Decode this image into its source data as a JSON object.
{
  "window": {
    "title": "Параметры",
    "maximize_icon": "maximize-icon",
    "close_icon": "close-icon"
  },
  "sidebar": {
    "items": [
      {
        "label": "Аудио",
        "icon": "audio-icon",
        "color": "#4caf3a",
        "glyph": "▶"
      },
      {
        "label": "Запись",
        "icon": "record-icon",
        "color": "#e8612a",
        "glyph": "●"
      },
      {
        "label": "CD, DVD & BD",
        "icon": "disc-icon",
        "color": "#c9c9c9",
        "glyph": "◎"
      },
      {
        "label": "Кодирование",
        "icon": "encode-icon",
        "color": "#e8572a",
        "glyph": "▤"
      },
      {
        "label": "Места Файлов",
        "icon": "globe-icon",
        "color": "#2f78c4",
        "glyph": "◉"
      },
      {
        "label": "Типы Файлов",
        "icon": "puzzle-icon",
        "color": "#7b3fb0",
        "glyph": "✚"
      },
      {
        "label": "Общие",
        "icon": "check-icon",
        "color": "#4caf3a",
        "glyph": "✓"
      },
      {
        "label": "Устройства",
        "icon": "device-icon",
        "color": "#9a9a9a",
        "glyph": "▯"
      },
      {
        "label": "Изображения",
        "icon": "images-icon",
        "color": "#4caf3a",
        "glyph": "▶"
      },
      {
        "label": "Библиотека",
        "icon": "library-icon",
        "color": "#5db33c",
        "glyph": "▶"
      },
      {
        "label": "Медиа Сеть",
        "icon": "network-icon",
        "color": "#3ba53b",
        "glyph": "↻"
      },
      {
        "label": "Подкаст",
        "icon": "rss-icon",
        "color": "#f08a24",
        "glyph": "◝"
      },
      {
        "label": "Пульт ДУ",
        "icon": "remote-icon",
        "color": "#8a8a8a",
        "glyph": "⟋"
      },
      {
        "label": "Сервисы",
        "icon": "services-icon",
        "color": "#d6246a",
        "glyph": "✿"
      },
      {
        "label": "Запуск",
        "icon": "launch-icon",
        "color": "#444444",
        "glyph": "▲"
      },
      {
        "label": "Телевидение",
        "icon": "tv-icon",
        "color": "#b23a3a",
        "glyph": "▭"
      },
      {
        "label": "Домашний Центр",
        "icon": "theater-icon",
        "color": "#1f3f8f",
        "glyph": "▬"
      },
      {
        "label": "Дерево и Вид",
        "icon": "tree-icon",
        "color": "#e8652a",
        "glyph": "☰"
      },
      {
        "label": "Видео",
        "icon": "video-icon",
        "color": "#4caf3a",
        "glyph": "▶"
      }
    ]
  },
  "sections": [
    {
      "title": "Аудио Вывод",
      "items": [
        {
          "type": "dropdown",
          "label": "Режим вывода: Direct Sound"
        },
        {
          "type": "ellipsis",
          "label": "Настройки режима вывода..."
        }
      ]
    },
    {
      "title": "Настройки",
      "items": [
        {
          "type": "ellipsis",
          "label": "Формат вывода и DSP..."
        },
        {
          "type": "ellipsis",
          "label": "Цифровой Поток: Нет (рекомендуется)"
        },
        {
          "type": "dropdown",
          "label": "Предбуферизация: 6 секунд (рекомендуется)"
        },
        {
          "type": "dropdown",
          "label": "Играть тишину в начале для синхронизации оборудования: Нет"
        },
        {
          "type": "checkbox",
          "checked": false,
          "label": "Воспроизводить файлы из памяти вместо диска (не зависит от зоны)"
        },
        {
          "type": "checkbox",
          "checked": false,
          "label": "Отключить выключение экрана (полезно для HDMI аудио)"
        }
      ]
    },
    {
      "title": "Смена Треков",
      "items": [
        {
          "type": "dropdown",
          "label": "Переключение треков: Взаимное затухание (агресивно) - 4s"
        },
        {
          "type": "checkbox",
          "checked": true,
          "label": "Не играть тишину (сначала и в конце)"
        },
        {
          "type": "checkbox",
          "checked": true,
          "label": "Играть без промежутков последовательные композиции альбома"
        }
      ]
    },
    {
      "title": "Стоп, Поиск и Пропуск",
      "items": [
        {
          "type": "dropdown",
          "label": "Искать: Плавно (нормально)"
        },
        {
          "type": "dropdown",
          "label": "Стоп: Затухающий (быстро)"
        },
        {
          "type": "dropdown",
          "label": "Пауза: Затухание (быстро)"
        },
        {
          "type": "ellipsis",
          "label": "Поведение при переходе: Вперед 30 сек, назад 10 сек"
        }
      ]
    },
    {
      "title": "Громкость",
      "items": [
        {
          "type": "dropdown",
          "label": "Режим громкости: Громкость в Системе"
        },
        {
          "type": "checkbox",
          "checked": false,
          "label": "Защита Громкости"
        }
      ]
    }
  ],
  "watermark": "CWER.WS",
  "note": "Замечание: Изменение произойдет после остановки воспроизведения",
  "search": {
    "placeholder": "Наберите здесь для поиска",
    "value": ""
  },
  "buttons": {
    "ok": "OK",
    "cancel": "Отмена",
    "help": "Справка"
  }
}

● STATED PROBLEM
Using the listing above, list every line in which the string "рекомендуется" occurs.

● SOLUTION TO THIS EXERCISE
          "label": "Цифровой Поток: Нет (рекомендуется)"
          "label": "Предбуферизация: 6 секунд (рекомендуется)"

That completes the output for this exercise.